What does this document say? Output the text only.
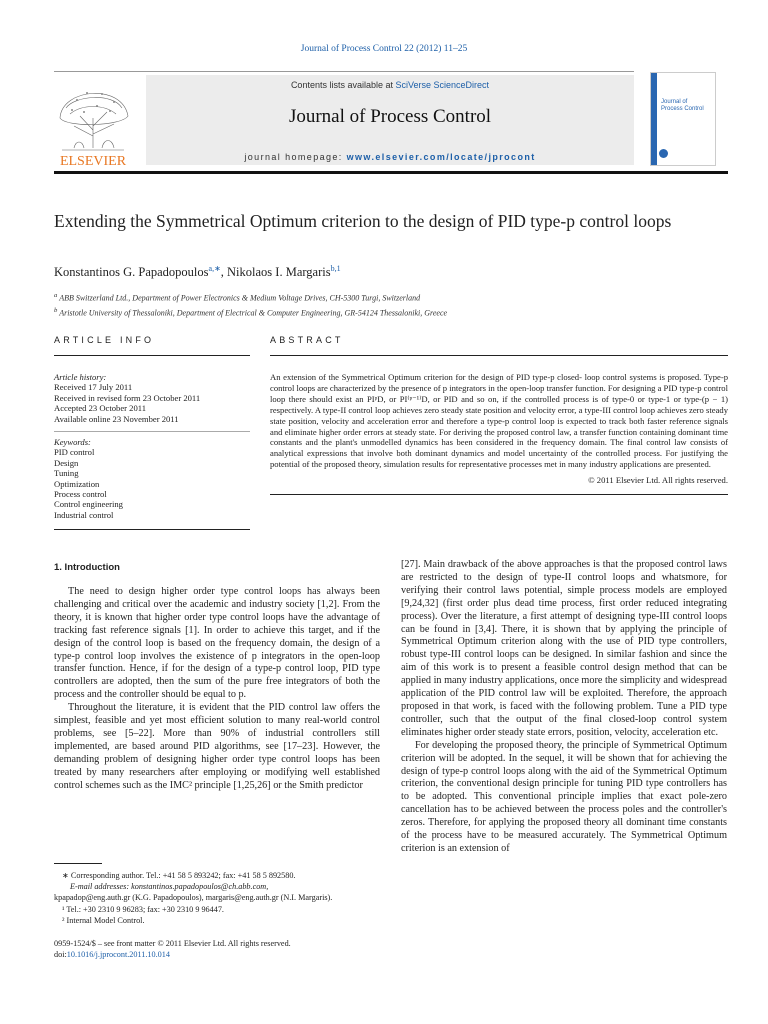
Journal of Process Control 22 (2012) 11–25
ELSEVIER
Contents lists available at SciVerse ScienceDirect
Journal of Process Control
journal homepage: www.elsevier.com/locate/jprocont
Journal of Process Control
Extending the Symmetrical Optimum criterion to the design of PID type-p control loops
Konstantinos G. Papadopoulos$^{a,∗}$, Nikolaos I. Margaris$^{b,1}$
$^a$ ABB Switzerland Ltd., Department of Power Electronics & Medium Voltage Drives, CH-5300 Turgi, Switzerland
$^b$ Aristotle University of Thessaloniki, Department of Electrical & Computer Engineering, GR-54124 Thessaloniki, Greece
ARTICLE INFO
Article history:
Received 17 July 2011
Received in revised form 23 October 2011
Accepted 23 October 2011
Available online 23 November 2011
Keywords:
PID control
Design
Tuning
Optimization
Process control
Control engineering
Industrial control
ABSTRACT
An extension of the Symmetrical Optimum criterion for the design of PID type-p closed- loop control systems is proposed. Type-p control loops are characterized by the presence of p integrators in the open-loop transfer function. For designing a PID type-p control loop there should exist an PIᵖD, or PI⁽ᵖ⁻¹⁾D, or PID and so on, if the controlled process is of type-0 or type-1 or type-(p − 1) respectively. A type-II control loop achieves zero steady state position and velocity error, a type-III control loop achieves zero steady state position, velocity and acceleration error and therefore a type-p control loop is expected to track both faster reference signals and eliminate higher order errors at steady state. For deriving the proposed control law, a transfer function containing dominant time constants and the plant's unmodelled dynamics has been considered in the frequency domain. The final control law consists of analytical expressions that involve both dominant dynamics and model uncertainty of the controlled process. For justifying the potential of the proposed theory, simulation results for representative processes met in many industry applications are presented.
© 2011 Elsevier Ltd. All rights reserved.
1. Introduction

The need to design higher order type control loops has always been challenging and critical over the academic and industry society [1,2]. From the theory, it is known that higher order type control loops have the advantage of tracking fast reference signals [1]. In order to achieve this target, and if the design of the control loop is based on the frequency domain, the design of a type-p control loop involves the existence of p integrators in the open-loop transfer function. Hence, if for the design of a type-p control loop, PID type controllers are adopted, then the sum of the pure free integrators of both the process and the controller should be equal to p.

Throughout the literature, it is evident that the PID control law offers the simplest, feasible and yet most efficient solution to many real-world control problems, see [5–22]. More than 90% of industrial controllers still implemented, are based around PID algorithms, see [17–23]. However, the demanding problem of designing higher order type control loops has been treated by many researchers after employing or modifying well established control schemes such as the IMC² principle [1,25,26] or the Smith predictor

[27]. Main drawback of the above approaches is that the proposed control laws are restricted to the design of type-II control loops and whatsmore, for verifying their control laws potential, simple process models are employed [9,24,32] (first order plus dead time process, first order reduced integrating process). Over the literature, a first attempt of designing type-III control loops can be found in [3,4]. There, it is shown that by applying the principle of Symmetrical Optimum criterion along with the use of PID type controllers, robust type-III control loops can be designed. In similar fashion and since the aim of this work is to present a feasible control design method that can be applied in many industry applications, once more the simplicity and widespread application of the PID control law will be exploited. Therefore, the approach proposed in that work, is faced with the following problem. Tune a PID type controller, such that the output of the final closed-loop control system eliminates higher order steady state errors, position, velocity, acceleration etc.

For developing the proposed theory, the principle of Symmetrical Optimum criterion will be adopted. In the sequel, it will be shown that for achieving the design of type-p control loops along with the aid of the Symmetrical Optimum criterion, the conventional design principle for tuning PID type controllers has to be adopted. This conventional principle implies that exact pole-zero cancellation has to be achieved between the process poles and the controller's zeros. Therefore, for applying the proposed theory all dominant time constants of the process have to be measured accurately. The Symmetrical Optimum criterion is an extension of

∗ Corresponding author. Tel.: +41 58 5 893242; fax: +41 58 5 892580.
E-mail addresses: konstantinos.papadopoulos@ch.abb.com,
kpapadop@eng.auth.gr (K.G. Papadopoulos), margaris@eng.auth.gr (N.I. Margaris).
¹ Tel.: +30 2310 9 96283; fax: +30 2310 9 96447.
² Internal Model Control.
0959-1524/$ – see front matter © 2011 Elsevier Ltd. All rights reserved.
doi:10.1016/j.jprocont.2011.10.014
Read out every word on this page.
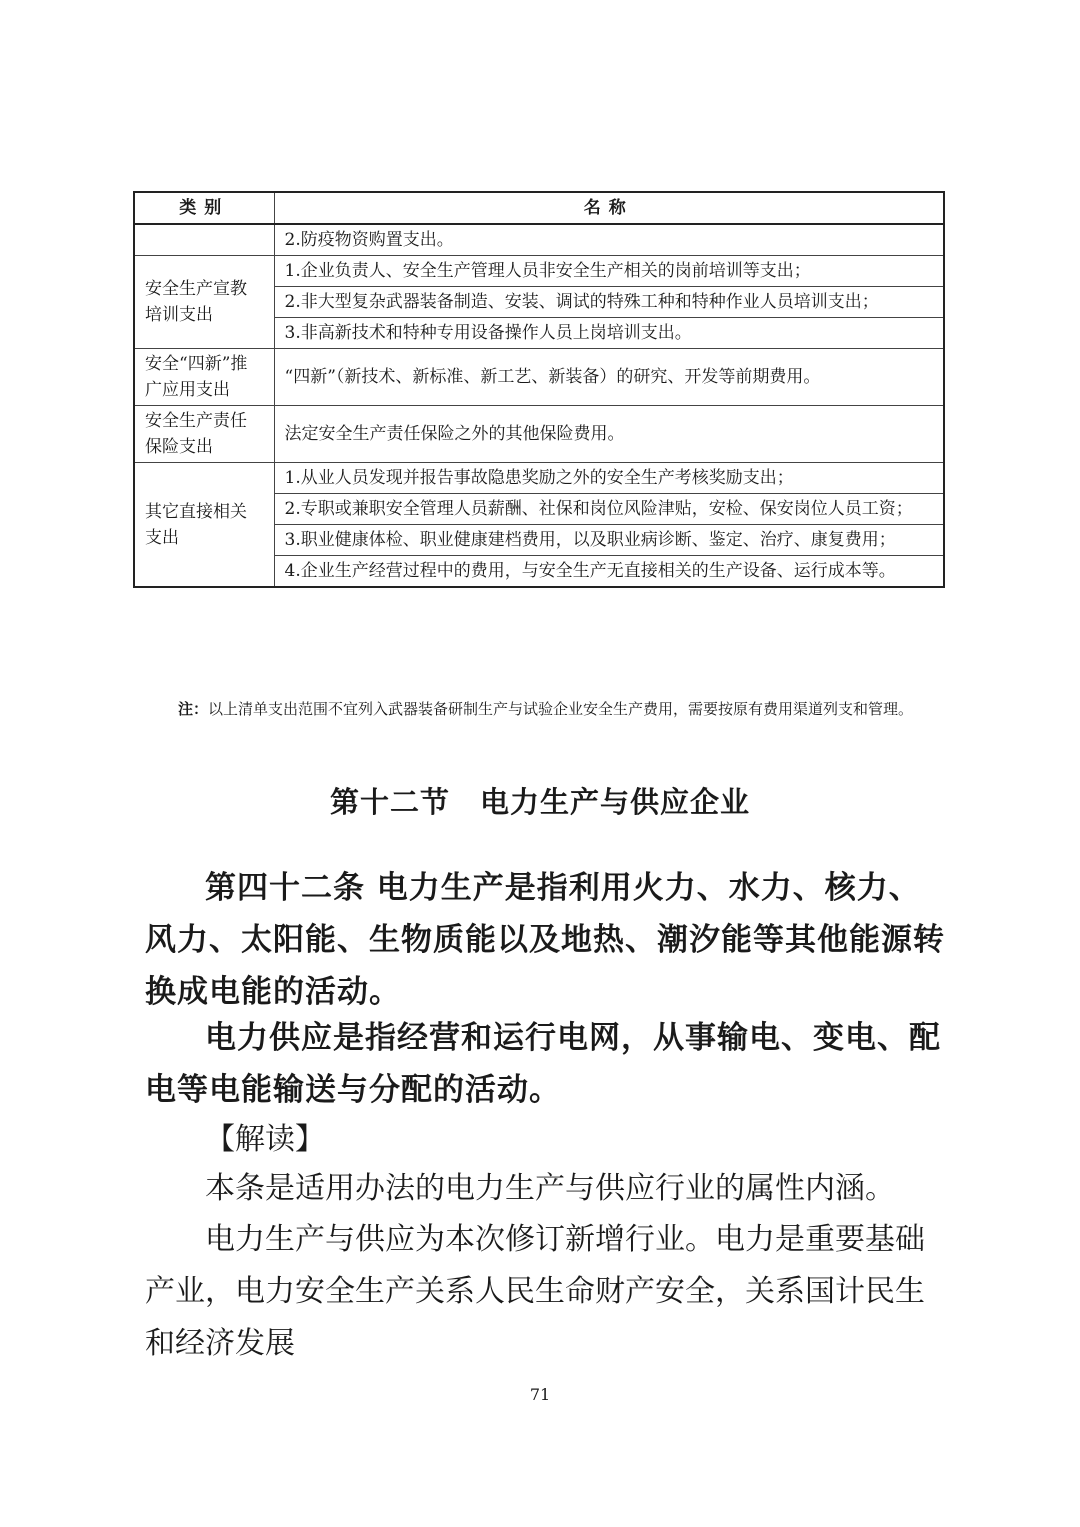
类别	名称
	2.防疫物资购置支出。
安全生产宣教培训支出	1.企业负责人、安全生产管理人员非安全生产相关的岗前培训等支出；
	2.非大型复杂武器装备制造、安装、调试的特殊工种和特种作业人员培训支出；
	3.非高新技术和特种专用设备操作人员上岗培训支出。
安全“四新”推广应用支出	“四新”（新技术、新标准、新工艺、新装备）的研究、开发等前期费用。
安全生产责任保险支出	法定安全生产责任保险之外的其他保险费用。
其它直接相关支出	1.从业人员发现并报告事故隐患奖励之外的安全生产考核奖励支出；
	2.专职或兼职安全管理人员薪酬、社保和岗位风险津贴，安检、保安岗位人员工资；
	3.职业健康体检、职业健康建档费用，以及职业病诊断、鉴定、治疗、康复费用；
	4.企业生产经营过程中的费用，与安全生产无直接相关的生产设备、运行成本等。
注：以上清单支出范围不宜列入武器装备研制生产与试验企业安全生产费用，需要按原有费用渠道列支和管理。
第十二节 电力生产与供应企业

第四十二条 电力生产是指利用火力、水力、核力、风力、太阳能、生物质能以及地热、潮汐能等其他能源转换成电能的活动。

电力供应是指经营和运行电网，从事输电、变电、配电等电能输送与分配的活动。

【解读】

本条是适用办法的电力生产与供应行业的属性内涵。

电力生产与供应为本次修订新增行业。电力是重要基础产业，电力安全生产关系人民生命财产安全，关系国计民生和经济发展

71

===

▶ [Exercise prompt] Which lines above contain the word "October"? Copy each of them.

▶ [Exercise output]
Received in revised form 23 October 2011
Accepted 23 October 2011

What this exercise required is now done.